Each line of the material must be repeated precisely, with the pictures left out.

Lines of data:
──────────

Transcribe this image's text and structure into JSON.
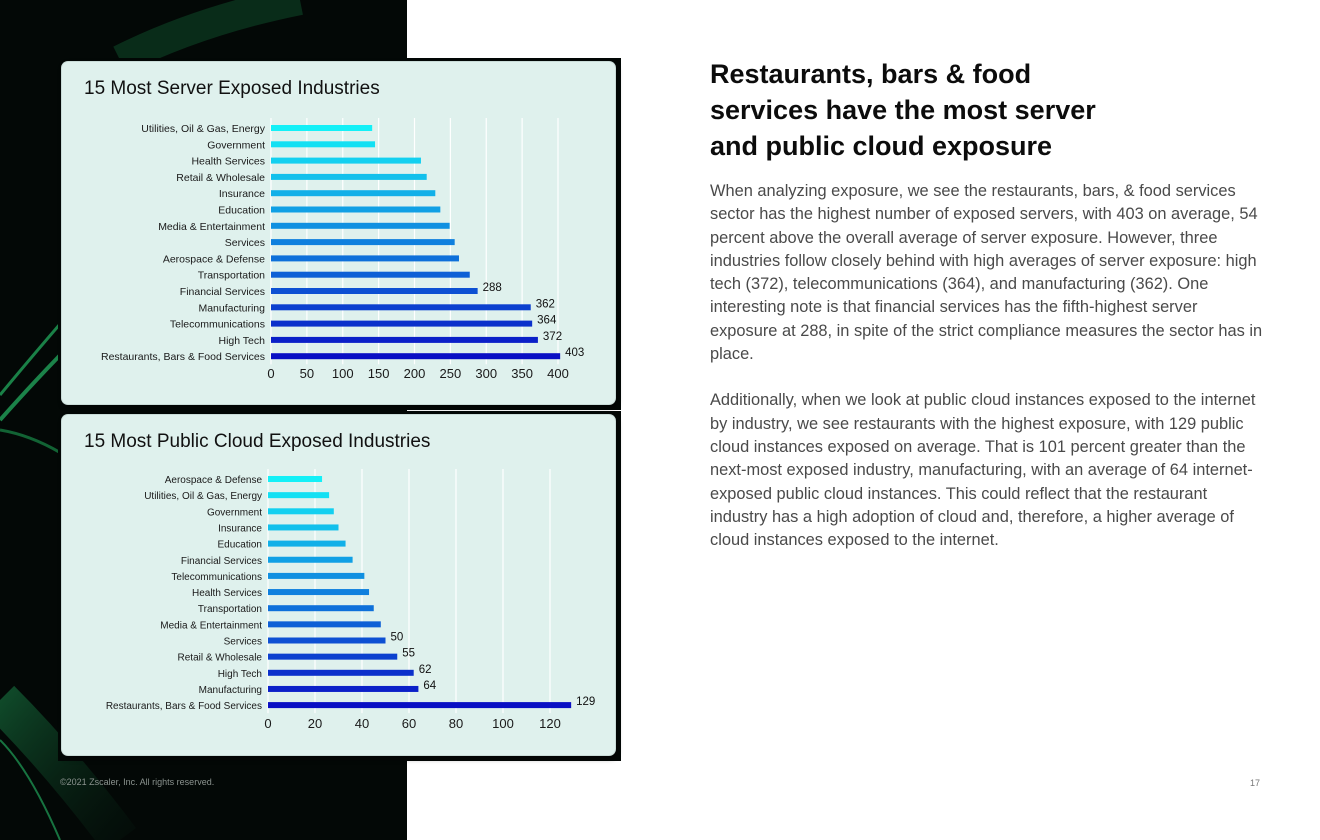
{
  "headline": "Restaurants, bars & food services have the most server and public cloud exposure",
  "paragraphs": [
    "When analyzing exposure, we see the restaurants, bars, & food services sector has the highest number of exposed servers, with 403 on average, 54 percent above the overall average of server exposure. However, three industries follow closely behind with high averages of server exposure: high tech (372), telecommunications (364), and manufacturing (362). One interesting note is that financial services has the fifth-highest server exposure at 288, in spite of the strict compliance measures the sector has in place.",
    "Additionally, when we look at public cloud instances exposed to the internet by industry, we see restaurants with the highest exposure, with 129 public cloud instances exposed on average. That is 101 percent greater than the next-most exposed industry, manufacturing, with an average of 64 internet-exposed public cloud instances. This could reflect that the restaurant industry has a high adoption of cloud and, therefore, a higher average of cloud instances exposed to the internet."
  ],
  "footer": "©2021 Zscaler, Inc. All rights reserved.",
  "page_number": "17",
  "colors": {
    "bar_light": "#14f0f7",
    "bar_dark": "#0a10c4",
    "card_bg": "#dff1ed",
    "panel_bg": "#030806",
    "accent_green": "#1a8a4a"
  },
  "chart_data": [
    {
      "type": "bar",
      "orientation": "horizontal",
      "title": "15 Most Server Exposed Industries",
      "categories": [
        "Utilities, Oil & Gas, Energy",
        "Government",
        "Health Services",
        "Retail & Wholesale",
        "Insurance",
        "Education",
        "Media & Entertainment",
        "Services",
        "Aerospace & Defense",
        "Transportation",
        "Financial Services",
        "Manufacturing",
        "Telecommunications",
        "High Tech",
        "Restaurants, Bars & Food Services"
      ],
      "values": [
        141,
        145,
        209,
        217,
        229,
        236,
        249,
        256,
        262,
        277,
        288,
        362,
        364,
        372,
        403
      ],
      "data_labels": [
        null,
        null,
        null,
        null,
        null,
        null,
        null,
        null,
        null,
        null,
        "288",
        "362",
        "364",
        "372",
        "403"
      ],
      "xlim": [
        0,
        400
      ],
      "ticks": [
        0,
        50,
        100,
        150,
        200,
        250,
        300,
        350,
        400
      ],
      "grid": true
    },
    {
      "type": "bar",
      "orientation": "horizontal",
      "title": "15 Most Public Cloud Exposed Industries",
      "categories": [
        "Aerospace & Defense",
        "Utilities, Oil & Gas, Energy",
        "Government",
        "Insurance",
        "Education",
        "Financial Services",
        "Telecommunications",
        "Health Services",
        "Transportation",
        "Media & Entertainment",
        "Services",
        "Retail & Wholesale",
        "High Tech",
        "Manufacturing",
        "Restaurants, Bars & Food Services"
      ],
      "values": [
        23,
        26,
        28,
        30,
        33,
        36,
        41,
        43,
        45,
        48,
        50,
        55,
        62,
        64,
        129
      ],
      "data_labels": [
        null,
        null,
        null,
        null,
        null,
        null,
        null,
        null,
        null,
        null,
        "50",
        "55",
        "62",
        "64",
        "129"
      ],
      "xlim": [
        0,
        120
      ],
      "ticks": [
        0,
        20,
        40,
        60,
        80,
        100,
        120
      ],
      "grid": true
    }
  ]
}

──────────

• FINAL RESULT:
Transcribe this image's text and structure into JSON.
{
  "headline": "Restaurants, bars & food services have the most server and public cloud exposure",
  "paragraphs": [
    "When analyzing exposure, we see the restaurants, bars, & food services sector has the highest number of exposed servers, with 403 on average, 54 percent above the overall average of server exposure. However, three industries follow closely behind with high averages of server exposure: high tech (372), telecommunications (364), and manufacturing (362). One interesting note is that financial services has the fifth-highest server exposure at 288, in spite of the strict compliance measures the sector has in place.",
    "Additionally, when we look at public cloud instances exposed to the internet by industry, we see restaurants with the highest exposure, with 129 public cloud instances exposed on average. That is 101 percent greater than the next-most exposed industry, manufacturing, with an average of 64 internet-exposed public cloud instances. This could reflect that the restaurant industry has a high adoption of cloud and, therefore, a higher average of cloud instances exposed to the internet."
  ],
  "footer": "©2021 Zscaler, Inc. All rights reserved.",
  "page_number": "17",
  "colors": {
    "bar_light": "#14f0f7",
    "bar_dark": "#0a10c4",
    "card_bg": "#dff1ed",
    "panel_bg": "#030806",
    "accent_green": "#1a8a4a"
  },
  "chart_data": [
    {
      "type": "bar",
      "orientation": "horizontal",
      "title": "15 Most Server Exposed Industries",
      "categories": [
        "Utilities, Oil & Gas, Energy",
        "Government",
        "Health Services",
        "Retail & Wholesale",
        "Insurance",
        "Education",
        "Media & Entertainment",
        "Services",
        "Aerospace & Defense",
        "Transportation",
        "Financial Services",
        "Manufacturing",
        "Telecommunications",
        "High Tech",
        "Restaurants, Bars & Food Services"
      ],
      "values": [
        141,
        145,
        209,
        217,
        229,
        236,
        249,
        256,
        262,
        277,
        288,
        362,
        364,
        372,
        403
      ],
      "data_labels": [
        null,
        null,
        null,
        null,
        null,
        null,
        null,
        null,
        null,
        null,
        "288",
        "362",
        "364",
        "372",
        "403"
      ],
      "xlim": [
        0,
        400
      ],
      "ticks": [
        0,
        50,
        100,
        150,
        200,
        250,
        300,
        350,
        400
      ],
      "grid": true
    },
    {
      "type": "bar",
      "orientation": "horizontal",
      "title": "15 Most Public Cloud Exposed Industries",
      "categories": [
        "Aerospace & Defense",
        "Utilities, Oil & Gas, Energy",
        "Government",
        "Insurance",
        "Education",
        "Financial Services",
        "Telecommunications",
        "Health Services",
        "Transportation",
        "Media & Entertainment",
        "Services",
        "Retail & Wholesale",
        "High Tech",
        "Manufacturing",
        "Restaurants, Bars & Food Services"
      ],
      "values": [
        23,
        26,
        28,
        30,
        33,
        36,
        41,
        43,
        45,
        48,
        50,
        55,
        62,
        64,
        129
      ],
      "data_labels": [
        null,
        null,
        null,
        null,
        null,
        null,
        null,
        null,
        null,
        null,
        "50",
        "55",
        "62",
        "64",
        "129"
      ],
      "xlim": [
        0,
        120
      ],
      "ticks": [
        0,
        20,
        40,
        60,
        80,
        100,
        120
      ],
      "grid": true
    }
  ]
}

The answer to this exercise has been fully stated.